-- START OF THE DATA --
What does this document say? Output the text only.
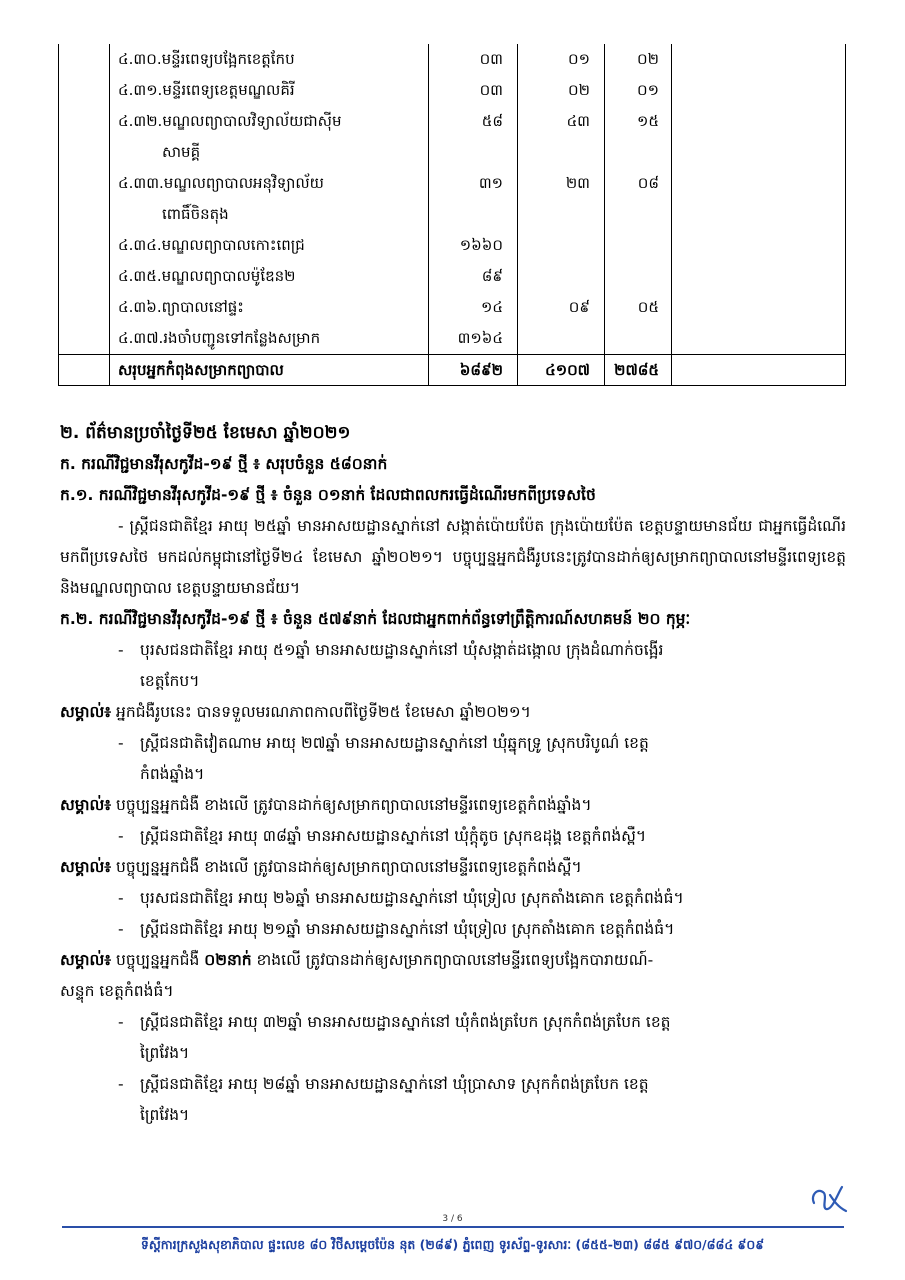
	៤.៣០.មន្ទីរពេទ្យបង្អែកខេត្តកែប	០៣	០១	០២	
	៤.៣១.មន្ទីរពេទ្យខេត្តមណ្ឌលគិរី	០៣	០២	០១	
	៤.៣២.មណ្ឌលព្យាបាលវិទ្យាល័យជាស៊ីម
សាមគ្គី	៥៨	៤៣	១៥	
	៤.៣៣.មណ្ឌលព្យាបាលអនុវិទ្យាល័យ
ពោធិ៍ចិនតុង	៣១	២៣	០៨	
	៤.៣៤.មណ្ឌលព្យាបាលកោះពេជ្រ	១៦៦០			
	៤.៣៥.មណ្ឌលព្យាបាលម៉ូឌែន២	៨៩			
	៤.៣៦.ព្យាបាលនៅផ្ទះ	១៤	០៩	០៥	
	៤.៣៧.រងចាំបញ្ជូនទៅកន្លែងសម្រាក	៣១៦៤			
	សរុបអ្នកកំពុងសម្រាកព្យាបាល	៦៨៩២	៤១០៧	២៧៨៥	

២. ព័ត៌មានប្រចាំថ្ងៃទី២៥ ខែមេសា ឆ្នាំ២០២១

ក. ករណីវិជ្ជមានវីរុសកូវីដ-១៩ ថ្មី ៖ សរុបចំនួន ៥៨០នាក់

ក.១. ករណីវិជ្ជមានវីរុសកូវីដ-១៩ ថ្មី ៖ ចំនួន ០១នាក់ ដែលជាពលករធ្វើដំណើរមកពីប្រទេសថៃ

- ស្ត្រីជនជាតិខ្មែរ អាយុ ២៥ឆ្នាំ មានអាសយដ្ឋានស្នាក់នៅ សង្កាត់ប៉ោយប៉ែត ក្រុងប៉ោយប៉ែត ខេត្តបន្ទាយមានជ័យ ជាអ្នកធ្វើដំណើរមកពីប្រទេសថៃ មកដល់កម្ពុជានៅថ្ងៃទី២៤ ខែមេសា ឆ្នាំ២០២១។ បច្ចុប្បន្នអ្នកជំងឺរូបនេះត្រូវបានដាក់ឲ្យសម្រាកព្យាបាលនៅមន្ទីរពេទ្យខេត្ត និងមណ្ឌលព្យាបាល ខេត្តបន្ទាយមានជ័យ។

ក.២. ករណីវិជ្ជមានវីរុសកូវីដ-១៩ ថ្មី ៖ ចំនួន ៥៧៩នាក់ ដែលជាអ្នកពាក់ព័ន្ធទៅព្រឹត្តិការណ៍សហគមន៍ ២០ កុម្ភៈ

- បុរសជនជាតិខ្មែរ អាយុ ៥១ឆ្នាំ មានអាសយដ្ឋានស្នាក់នៅ ឃុំសង្កាត់ដង្កោល ក្រុងដំណាក់ចង្អើរ

ខេត្តកែប។

សម្គាល់៖ អ្នកជំងឺរូបនេះ បានទទួលមរណភាពកាលពីថ្ងៃទី២៥ ខែមេសា ឆ្នាំ២០២១។

- ស្ត្រីជនជាតិវៀតណាម អាយុ ២៧ឆ្នាំ មានអាសយដ្ឋានស្នាក់នៅ ឃុំឆ្នុកទ្រូ ស្រុកបរិបូណ៌ ខេត្ត

កំពង់ឆ្នាំង។

សម្គាល់៖ បច្ចុប្បន្នអ្នកជំងឺ ខាងលើ ត្រូវបានដាក់ឲ្យសម្រាកព្យាបាលនៅមន្ទីរពេទ្យខេត្តកំពង់ឆ្នាំង។

- ស្ត្រីជនជាតិខ្មែរ អាយុ ៣៨ឆ្នាំ មានអាសយដ្ឋានស្នាក់នៅ ឃុំក្ដុំតូច ស្រុកឧដុង្គ ខេត្តកំពង់ស្ពឺ។

សម្គាល់៖ បច្ចុប្បន្នអ្នកជំងឺ ខាងលើ ត្រូវបានដាក់ឲ្យសម្រាកព្យាបាលនៅមន្ទីរពេទ្យខេត្តកំពង់ស្ពឺ។

- បុរសជនជាតិខ្មែរ អាយុ ២៦ឆ្នាំ មានអាសយដ្ឋានស្នាក់នៅ ឃុំទ្រៀល ស្រុកតាំងគោក ខេត្តកំពង់ធំ។

- ស្ត្រីជនជាតិខ្មែរ អាយុ ២១ឆ្នាំ មានអាសយដ្ឋានស្នាក់នៅ ឃុំទ្រៀល ស្រុកតាំងគោក ខេត្តកំពង់ធំ។

សម្គាល់៖ បច្ចុប្បន្នអ្នកជំងឺ ០២នាក់ ខាងលើ ត្រូវបានដាក់ឲ្យសម្រាកព្យាបាលនៅមន្ទីរពេទ្យបង្អែកបារាយណ៍-

សន្ទុក ខេត្តកំពង់ធំ។

- ស្ត្រីជនជាតិខ្មែរ អាយុ ៣២ឆ្នាំ មានអាសយដ្ឋានស្នាក់នៅ ឃុំកំពង់ត្របែក ស្រុកកំពង់ត្របែក ខេត្ត

ព្រៃវែង។

- ស្ត្រីជនជាតិខ្មែរ អាយុ ២៨ឆ្នាំ មានអាសយដ្ឋានស្នាក់នៅ ឃុំប្រាសាទ ស្រុកកំពង់ត្របែក ខេត្ត

ព្រៃវែង។

3 / 6
ទីស្តីការក្រសួងសុខាភិបាល ផ្ទះលេខ ៨០ វិថីសម្ដេចប៉ែន នុត (២៨៩) ភ្នំពេញ ទូរស័ព្ទ-ទូរសារៈ (៨៥៥-២៣) ៨៨៥ ៩៧០/៨៨៤ ៩០៩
-- END OF THE DATA --
> _SET PROBLEM_: From the entries above, output every line exactly and omit any image.

> _RESPONSE TO THE TASK_:
What does this document say? Output the text only.
	៤.៣០.មន្ទីរពេទ្យបង្អែកខេត្តកែប	០៣	០១	០២	
	៤.៣១.មន្ទីរពេទ្យខេត្តមណ្ឌលគិរី	០៣	០២	០១	
	៤.៣២.មណ្ឌលព្យាបាលវិទ្យាល័យជាស៊ីម
សាមគ្គី	៥៨	៤៣	១៥	
	៤.៣៣.មណ្ឌលព្យាបាលអនុវិទ្យាល័យ
ពោធិ៍ចិនតុង	៣១	២៣	០៨	
	៤.៣៤.មណ្ឌលព្យាបាលកោះពេជ្រ	១៦៦០			
	៤.៣៥.មណ្ឌលព្យាបាលម៉ូឌែន២	៨៩			
	៤.៣៦.ព្យាបាលនៅផ្ទះ	១៤	០៩	០៥	
	៤.៣៧.រងចាំបញ្ជូនទៅកន្លែងសម្រាក	៣១៦៤			
	សរុបអ្នកកំពុងសម្រាកព្យាបាល	៦៨៩២	៤១០៧	២៧៨៥	

២. ព័ត៌មានប្រចាំថ្ងៃទី២៥ ខែមេសា ឆ្នាំ២០២១

ក. ករណីវិជ្ជមានវីរុសកូវីដ-១៩ ថ្មី ៖ សរុបចំនួន ៥៨០នាក់

ក.១. ករណីវិជ្ជមានវីរុសកូវីដ-១៩ ថ្មី ៖ ចំនួន ០១នាក់ ដែលជាពលករធ្វើដំណើរមកពីប្រទេសថៃ

- ស្ត្រីជនជាតិខ្មែរ អាយុ ២៥ឆ្នាំ មានអាសយដ្ឋានស្នាក់នៅ សង្កាត់ប៉ោយប៉ែត ក្រុងប៉ោយប៉ែត ខេត្តបន្ទាយមានជ័យ ជាអ្នកធ្វើដំណើរមកពីប្រទេសថៃ មកដល់កម្ពុជានៅថ្ងៃទី២៤ ខែមេសា ឆ្នាំ២០២១។ បច្ចុប្បន្នអ្នកជំងឺរូបនេះត្រូវបានដាក់ឲ្យសម្រាកព្យាបាលនៅមន្ទីរពេទ្យខេត្ត និងមណ្ឌលព្យាបាល ខេត្តបន្ទាយមានជ័យ។

ក.២. ករណីវិជ្ជមានវីរុសកូវីដ-១៩ ថ្មី ៖ ចំនួន ៥៧៩នាក់ ដែលជាអ្នកពាក់ព័ន្ធទៅព្រឹត្តិការណ៍សហគមន៍ ២០ កុម្ភៈ

- បុរសជនជាតិខ្មែរ អាយុ ៥១ឆ្នាំ មានអាសយដ្ឋានស្នាក់នៅ ឃុំសង្កាត់ដង្កោល ក្រុងដំណាក់ចង្អើរ

ខេត្តកែប។

សម្គាល់៖ អ្នកជំងឺរូបនេះ បានទទួលមរណភាពកាលពីថ្ងៃទី២៥ ខែមេសា ឆ្នាំ២០២១។

- ស្ត្រីជនជាតិវៀតណាម អាយុ ២៧ឆ្នាំ មានអាសយដ្ឋានស្នាក់នៅ ឃុំឆ្នុកទ្រូ ស្រុកបរិបូណ៌ ខេត្ត

កំពង់ឆ្នាំង។

សម្គាល់៖ បច្ចុប្បន្នអ្នកជំងឺ ខាងលើ ត្រូវបានដាក់ឲ្យសម្រាកព្យាបាលនៅមន្ទីរពេទ្យខេត្តកំពង់ឆ្នាំង។

- ស្ត្រីជនជាតិខ្មែរ អាយុ ៣៨ឆ្នាំ មានអាសយដ្ឋានស្នាក់នៅ ឃុំក្ដុំតូច ស្រុកឧដុង្គ ខេត្តកំពង់ស្ពឺ។

សម្គាល់៖ បច្ចុប្បន្នអ្នកជំងឺ ខាងលើ ត្រូវបានដាក់ឲ្យសម្រាកព្យាបាលនៅមន្ទីរពេទ្យខេត្តកំពង់ស្ពឺ។

- បុរសជនជាតិខ្មែរ អាយុ ២៦ឆ្នាំ មានអាសយដ្ឋានស្នាក់នៅ ឃុំទ្រៀល ស្រុកតាំងគោក ខេត្តកំពង់ធំ។

- ស្ត្រីជនជាតិខ្មែរ អាយុ ២១ឆ្នាំ មានអាសយដ្ឋានស្នាក់នៅ ឃុំទ្រៀល ស្រុកតាំងគោក ខេត្តកំពង់ធំ។

សម្គាល់៖ បច្ចុប្បន្នអ្នកជំងឺ ០២នាក់ ខាងលើ ត្រូវបានដាក់ឲ្យសម្រាកព្យាបាលនៅមន្ទីរពេទ្យបង្អែកបារាយណ៍-

សន្ទុក ខេត្តកំពង់ធំ។

- ស្ត្រីជនជាតិខ្មែរ អាយុ ៣២ឆ្នាំ មានអាសយដ្ឋានស្នាក់នៅ ឃុំកំពង់ត្របែក ស្រុកកំពង់ត្របែក ខេត្ត

ព្រៃវែង។

- ស្ត្រីជនជាតិខ្មែរ អាយុ ២៨ឆ្នាំ មានអាសយដ្ឋានស្នាក់នៅ ឃុំប្រាសាទ ស្រុកកំពង់ត្របែក ខេត្ត

ព្រៃវែង។

3 / 6
ទីស្តីការក្រសួងសុខាភិបាល ផ្ទះលេខ ៨០ វិថីសម្ដេចប៉ែន នុត (២៨៩) ភ្នំពេញ ទូរស័ព្ទ-ទូរសារៈ (៨៥៥-២៣) ៨៨៥ ៩៧០/៨៨៤ ៩០៩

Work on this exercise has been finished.